[Entries from a dataset]
◇ ◇ ◇

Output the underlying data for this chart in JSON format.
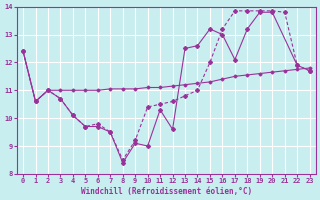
{
  "x": [
    0,
    1,
    2,
    3,
    4,
    5,
    6,
    7,
    8,
    9,
    10,
    11,
    12,
    13,
    14,
    15,
    16,
    17,
    18,
    19,
    20,
    21,
    22,
    23
  ],
  "line_solid": [
    12.4,
    10.6,
    11.0,
    10.7,
    10.1,
    9.7,
    9.7,
    9.5,
    8.4,
    9.1,
    9.0,
    10.3,
    9.6,
    12.5,
    12.6,
    13.2,
    13.0,
    12.1,
    13.2,
    13.8,
    13.8,
    null,
    11.9,
    11.7
  ],
  "line_dashed": [
    12.4,
    10.6,
    11.0,
    10.7,
    10.1,
    9.7,
    9.8,
    9.5,
    8.5,
    9.2,
    10.4,
    10.5,
    10.6,
    10.8,
    11.0,
    12.0,
    13.2,
    13.85,
    13.85,
    13.85,
    13.85,
    13.8,
    11.9,
    11.7
  ],
  "line_flat": [
    12.4,
    10.6,
    11.0,
    11.0,
    11.0,
    11.0,
    11.0,
    11.05,
    11.05,
    11.05,
    11.1,
    11.1,
    11.15,
    11.2,
    11.25,
    11.3,
    11.4,
    11.5,
    11.55,
    11.6,
    11.65,
    11.7,
    11.75,
    11.8
  ],
  "line_color": "#993399",
  "bg_color": "#c8eef0",
  "grid_color": "#b0d8da",
  "xlabel": "Windchill (Refroidissement éolien,°C)",
  "xlim": [
    -0.5,
    23.5
  ],
  "ylim": [
    8,
    14
  ],
  "yticks": [
    8,
    9,
    10,
    11,
    12,
    13,
    14
  ],
  "xticks": [
    0,
    1,
    2,
    3,
    4,
    5,
    6,
    7,
    8,
    9,
    10,
    11,
    12,
    13,
    14,
    15,
    16,
    17,
    18,
    19,
    20,
    21,
    22,
    23
  ]
}
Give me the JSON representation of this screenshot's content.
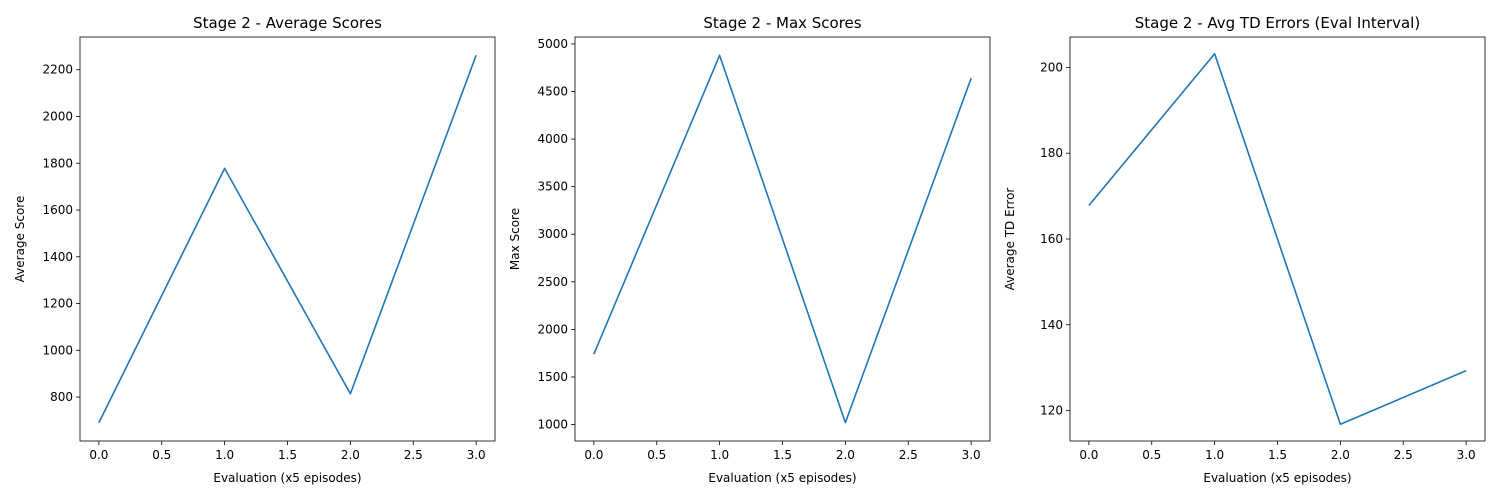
{
  "chart_data": [
    {
      "type": "line",
      "title": "Stage 2 - Average Scores",
      "xlabel": "Evaluation (x5 episodes)",
      "ylabel": "Average Score",
      "x": [
        0,
        1,
        2,
        3
      ],
      "series": [
        {
          "values": [
            690,
            1778,
            814,
            2262
          ]
        }
      ],
      "xlim": [
        -0.15,
        3.15
      ],
      "ylim": [
        612,
        2340
      ],
      "xticks": [
        0.0,
        0.5,
        1.0,
        1.5,
        2.0,
        2.5,
        3.0
      ],
      "xtick_labels": [
        "0.0",
        "0.5",
        "1.0",
        "1.5",
        "2.0",
        "2.5",
        "3.0"
      ],
      "yticks": [
        800,
        1000,
        1200,
        1400,
        1600,
        1800,
        2000,
        2200
      ],
      "ytick_labels": [
        "800",
        "1000",
        "1200",
        "1400",
        "1600",
        "1800",
        "2000",
        "2200"
      ],
      "grid": false,
      "line_color": "#1f77b4"
    },
    {
      "type": "line",
      "title": "Stage 2 - Max Scores",
      "xlabel": "Evaluation (x5 episodes)",
      "ylabel": "Max Score",
      "x": [
        0,
        1,
        2,
        3
      ],
      "series": [
        {
          "values": [
            1740,
            4880,
            1020,
            4640
          ]
        }
      ],
      "xlim": [
        -0.15,
        3.15
      ],
      "ylim": [
        827,
        5073
      ],
      "xticks": [
        0.0,
        0.5,
        1.0,
        1.5,
        2.0,
        2.5,
        3.0
      ],
      "xtick_labels": [
        "0.0",
        "0.5",
        "1.0",
        "1.5",
        "2.0",
        "2.5",
        "3.0"
      ],
      "yticks": [
        1000,
        1500,
        2000,
        2500,
        3000,
        3500,
        4000,
        4500,
        5000
      ],
      "ytick_labels": [
        "1000",
        "1500",
        "2000",
        "2500",
        "3000",
        "3500",
        "4000",
        "4500",
        "5000"
      ],
      "grid": false,
      "line_color": "#1f77b4"
    },
    {
      "type": "line",
      "title": "Stage 2 - Avg TD Errors (Eval Interval)",
      "xlabel": "Evaluation (x5 episodes)",
      "ylabel": "Average TD Error",
      "x": [
        0,
        1,
        2,
        3
      ],
      "series": [
        {
          "values": [
            167.8,
            203.2,
            116.8,
            129.3
          ]
        }
      ],
      "xlim": [
        -0.15,
        3.15
      ],
      "ylim": [
        112.9,
        207.1
      ],
      "xticks": [
        0.0,
        0.5,
        1.0,
        1.5,
        2.0,
        2.5,
        3.0
      ],
      "xtick_labels": [
        "0.0",
        "0.5",
        "1.0",
        "1.5",
        "2.0",
        "2.5",
        "3.0"
      ],
      "yticks": [
        120,
        140,
        160,
        180,
        200
      ],
      "ytick_labels": [
        "120",
        "140",
        "160",
        "180",
        "200"
      ],
      "grid": false,
      "line_color": "#1f77b4"
    }
  ]
}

◇ ◇ ◇

**EXERCISE DETAILS**:
Would you set down the listing exactly, omitting pictures?

**SOLUTION**:
Output the underlying data for this chart in JSON format.
{
  "x": [
    0,
    1,
    2,
    3,
    4,
    5,
    6,
    7,
    8,
    9,
    10,
    11,
    12,
    13,
    14,
    15,
    16,
    17,
    18,
    19,
    20,
    21,
    22,
    23
  ],
  "line_solid": [
    12.4,
    10.6,
    11.0,
    10.7,
    10.1,
    9.7,
    9.7,
    9.5,
    8.4,
    9.1,
    9.0,
    10.3,
    9.6,
    12.5,
    12.6,
    13.2,
    13.0,
    12.1,
    13.2,
    13.8,
    13.8,
    null,
    11.9,
    11.7
  ],
  "line_dashed": [
    12.4,
    10.6,
    11.0,
    10.7,
    10.1,
    9.7,
    9.8,
    9.5,
    8.5,
    9.2,
    10.4,
    10.5,
    10.6,
    10.8,
    11.0,
    12.0,
    13.2,
    13.85,
    13.85,
    13.85,
    13.85,
    13.8,
    11.9,
    11.7
  ],
  "line_flat": [
    12.4,
    10.6,
    11.0,
    11.0,
    11.0,
    11.0,
    11.0,
    11.05,
    11.05,
    11.05,
    11.1,
    11.1,
    11.15,
    11.2,
    11.25,
    11.3,
    11.4,
    11.5,
    11.55,
    11.6,
    11.65,
    11.7,
    11.75,
    11.8
  ],
  "line_color": "#993399",
  "bg_color": "#c8eef0",
  "grid_color": "#b0d8da",
  "xlabel": "Windchill (Refroidissement éolien,°C)",
  "xlim": [
    -0.5,
    23.5
  ],
  "ylim": [
    8,
    14
  ],
  "yticks": [
    8,
    9,
    10,
    11,
    12,
    13,
    14
  ],
  "xticks": [
    0,
    1,
    2,
    3,
    4,
    5,
    6,
    7,
    8,
    9,
    10,
    11,
    12,
    13,
    14,
    15,
    16,
    17,
    18,
    19,
    20,
    21,
    22,
    23
  ]
}
Give me the JSON representation of this screenshot's content.
{
  "chart_data": [
    {
      "type": "line",
      "title": "Stage 2 - Average Scores",
      "xlabel": "Evaluation (x5 episodes)",
      "ylabel": "Average Score",
      "x": [
        0,
        1,
        2,
        3
      ],
      "series": [
        {
          "values": [
            690,
            1778,
            814,
            2262
          ]
        }
      ],
      "xlim": [
        -0.15,
        3.15
      ],
      "ylim": [
        612,
        2340
      ],
      "xticks": [
        0.0,
        0.5,
        1.0,
        1.5,
        2.0,
        2.5,
        3.0
      ],
      "xtick_labels": [
        "0.0",
        "0.5",
        "1.0",
        "1.5",
        "2.0",
        "2.5",
        "3.0"
      ],
      "yticks": [
        800,
        1000,
        1200,
        1400,
        1600,
        1800,
        2000,
        2200
      ],
      "ytick_labels": [
        "800",
        "1000",
        "1200",
        "1400",
        "1600",
        "1800",
        "2000",
        "2200"
      ],
      "grid": false,
      "line_color": "#1f77b4"
    },
    {
      "type": "line",
      "title": "Stage 2 - Max Scores",
      "xlabel": "Evaluation (x5 episodes)",
      "ylabel": "Max Score",
      "x": [
        0,
        1,
        2,
        3
      ],
      "series": [
        {
          "values": [
            1740,
            4880,
            1020,
            4640
          ]
        }
      ],
      "xlim": [
        -0.15,
        3.15
      ],
      "ylim": [
        827,
        5073
      ],
      "xticks": [
        0.0,
        0.5,
        1.0,
        1.5,
        2.0,
        2.5,
        3.0
      ],
      "xtick_labels": [
        "0.0",
        "0.5",
        "1.0",
        "1.5",
        "2.0",
        "2.5",
        "3.0"
      ],
      "yticks": [
        1000,
        1500,
        2000,
        2500,
        3000,
        3500,
        4000,
        4500,
        5000
      ],
      "ytick_labels": [
        "1000",
        "1500",
        "2000",
        "2500",
        "3000",
        "3500",
        "4000",
        "4500",
        "5000"
      ],
      "grid": false,
      "line_color": "#1f77b4"
    },
    {
      "type": "line",
      "title": "Stage 2 - Avg TD Errors (Eval Interval)",
      "xlabel": "Evaluation (x5 episodes)",
      "ylabel": "Average TD Error",
      "x": [
        0,
        1,
        2,
        3
      ],
      "series": [
        {
          "values": [
            167.8,
            203.2,
            116.8,
            129.3
          ]
        }
      ],
      "xlim": [
        -0.15,
        3.15
      ],
      "ylim": [
        112.9,
        207.1
      ],
      "xticks": [
        0.0,
        0.5,
        1.0,
        1.5,
        2.0,
        2.5,
        3.0
      ],
      "xtick_labels": [
        "0.0",
        "0.5",
        "1.0",
        "1.5",
        "2.0",
        "2.5",
        "3.0"
      ],
      "yticks": [
        120,
        140,
        160,
        180,
        200
      ],
      "ytick_labels": [
        "120",
        "140",
        "160",
        "180",
        "200"
      ],
      "grid": false,
      "line_color": "#1f77b4"
    }
  ]
}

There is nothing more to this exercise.